>> start Dataset rows

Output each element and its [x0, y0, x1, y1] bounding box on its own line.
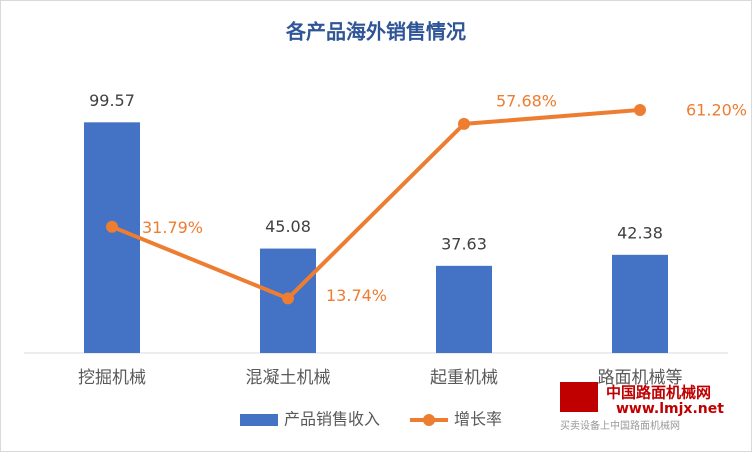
legend-swatch — [423, 414, 436, 426]
bar — [84, 122, 140, 353]
x-tick-label: 路面机械等 — [598, 368, 683, 388]
data-label: 37.63 — [441, 234, 487, 253]
legend-label: 产品销售收入 — [284, 410, 380, 429]
watermark-text: www.lmjx.net — [616, 401, 724, 417]
x-tick-label: 挖掘机械 — [78, 368, 146, 388]
legend-swatch — [240, 414, 278, 426]
x-tick-label: 混凝土机械 — [246, 368, 331, 388]
watermark: 中国路面机械网 www.lmjx.net 买卖设备上中国路面机械网 — [560, 382, 724, 432]
x-tick-label: 起重机械 — [430, 368, 498, 388]
data-label: 45.08 — [265, 217, 311, 236]
watermark-text: 买卖设备上中国路面机械网 — [560, 419, 680, 432]
line-point — [634, 103, 646, 116]
bar — [436, 265, 492, 353]
chart-title: 各产品海外销售情况 — [285, 20, 466, 44]
data-label: 42.38 — [617, 223, 663, 242]
data-label: 99.57 — [89, 91, 135, 110]
data-label: 13.74% — [326, 286, 387, 305]
data-label: 61.20% — [686, 100, 747, 119]
data-label: 57.68% — [496, 91, 557, 110]
line-point — [282, 292, 294, 305]
legend-label: 增长率 — [454, 410, 502, 429]
data-label: 31.79% — [142, 218, 203, 237]
line-point — [458, 117, 470, 130]
watermark-logo — [560, 382, 598, 412]
bar — [612, 254, 668, 353]
watermark-text: 中国路面机械网 — [606, 384, 711, 402]
line — [111, 107, 641, 301]
line-point — [106, 220, 118, 233]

>> end Dataset rows

** Requirement **
Copy every line of the records above exactly as they appear, but leave out the pictures.

** Response to the task **
Output each element and its [x0, y0, x1, y1] bounding box on its own line.
legend-swatch — [423, 414, 436, 426]
bar — [84, 122, 140, 353]
x-tick-label: 路面机械等 — [598, 368, 683, 388]
data-label: 37.63 — [441, 234, 487, 253]
legend-label: 产品销售收入 — [284, 410, 380, 429]
watermark-text: www.lmjx.net — [616, 401, 724, 417]
x-tick-label: 挖掘机械 — [78, 368, 146, 388]
legend-swatch — [240, 414, 278, 426]
x-tick-label: 混凝土机械 — [246, 368, 331, 388]
watermark: 中国路面机械网 www.lmjx.net 买卖设备上中国路面机械网 — [560, 382, 724, 432]
x-tick-label: 起重机械 — [430, 368, 498, 388]
data-label: 45.08 — [265, 217, 311, 236]
watermark-text: 买卖设备上中国路面机械网 — [560, 419, 680, 432]
line-point — [634, 103, 646, 116]
bar — [436, 265, 492, 353]
chart-title: 各产品海外销售情况 — [285, 20, 466, 44]
data-label: 42.38 — [617, 223, 663, 242]
data-label: 99.57 — [89, 91, 135, 110]
data-label: 13.74% — [326, 286, 387, 305]
data-label: 61.20% — [686, 100, 747, 119]
data-label: 57.68% — [496, 91, 557, 110]
line-point — [282, 292, 294, 305]
legend-label: 增长率 — [454, 410, 502, 429]
data-label: 31.79% — [142, 218, 203, 237]
line-point — [458, 117, 470, 130]
watermark-logo — [560, 382, 598, 412]
bar — [612, 254, 668, 353]
watermark-text: 中国路面机械网 — [606, 384, 711, 402]
line — [111, 107, 641, 301]
line-point — [106, 220, 118, 233]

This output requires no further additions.